-- start PROVIDED MATERIAL --
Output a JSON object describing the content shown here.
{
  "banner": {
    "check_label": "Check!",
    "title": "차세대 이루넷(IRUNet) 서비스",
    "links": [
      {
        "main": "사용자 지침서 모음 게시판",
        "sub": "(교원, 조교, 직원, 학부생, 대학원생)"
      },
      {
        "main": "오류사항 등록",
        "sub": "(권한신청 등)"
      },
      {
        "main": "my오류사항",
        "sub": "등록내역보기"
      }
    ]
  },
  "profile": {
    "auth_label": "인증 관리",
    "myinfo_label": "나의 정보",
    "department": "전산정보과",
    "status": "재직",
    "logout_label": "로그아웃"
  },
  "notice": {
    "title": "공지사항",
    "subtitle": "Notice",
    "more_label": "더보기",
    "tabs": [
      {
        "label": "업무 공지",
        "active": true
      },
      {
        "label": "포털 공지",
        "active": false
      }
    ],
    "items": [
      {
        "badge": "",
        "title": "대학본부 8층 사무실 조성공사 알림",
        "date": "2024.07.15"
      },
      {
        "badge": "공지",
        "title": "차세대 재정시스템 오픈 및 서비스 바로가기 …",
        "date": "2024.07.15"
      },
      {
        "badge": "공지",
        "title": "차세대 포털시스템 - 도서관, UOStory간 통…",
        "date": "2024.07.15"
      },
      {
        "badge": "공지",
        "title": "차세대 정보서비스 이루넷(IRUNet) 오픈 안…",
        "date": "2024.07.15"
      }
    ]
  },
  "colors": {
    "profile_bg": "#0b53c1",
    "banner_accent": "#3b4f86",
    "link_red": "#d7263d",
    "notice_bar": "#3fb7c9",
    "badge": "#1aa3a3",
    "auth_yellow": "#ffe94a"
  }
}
-- end PROVIDED MATERIAL --
* [TO BE DONE]: All of the entries above need to be reproduced exactly.

* [SOLUTION BELOW]:
Output a JSON object describing the content shown here.
{
  "banner": {
    "check_label": "Check!",
    "title": "차세대 이루넷(IRUNet) 서비스",
    "links": [
      {
        "main": "사용자 지침서 모음 게시판",
        "sub": "(교원, 조교, 직원, 학부생, 대학원생)"
      },
      {
        "main": "오류사항 등록",
        "sub": "(권한신청 등)"
      },
      {
        "main": "my오류사항",
        "sub": "등록내역보기"
      }
    ]
  },
  "profile": {
    "auth_label": "인증 관리",
    "myinfo_label": "나의 정보",
    "department": "전산정보과",
    "status": "재직",
    "logout_label": "로그아웃"
  },
  "notice": {
    "title": "공지사항",
    "subtitle": "Notice",
    "more_label": "더보기",
    "tabs": [
      {
        "label": "업무 공지",
        "active": true
      },
      {
        "label": "포털 공지",
        "active": false
      }
    ],
    "items": [
      {
        "badge": "",
        "title": "대학본부 8층 사무실 조성공사 알림",
        "date": "2024.07.15"
      },
      {
        "badge": "공지",
        "title": "차세대 재정시스템 오픈 및 서비스 바로가기 …",
        "date": "2024.07.15"
      },
      {
        "badge": "공지",
        "title": "차세대 포털시스템 - 도서관, UOStory간 통…",
        "date": "2024.07.15"
      },
      {
        "badge": "공지",
        "title": "차세대 정보서비스 이루넷(IRUNet) 오픈 안…",
        "date": "2024.07.15"
      }
    ]
  },
  "colors": {
    "profile_bg": "#0b53c1",
    "banner_accent": "#3b4f86",
    "link_red": "#d7263d",
    "notice_bar": "#3fb7c9",
    "badge": "#1aa3a3",
    "auth_yellow": "#ffe94a"
  }
}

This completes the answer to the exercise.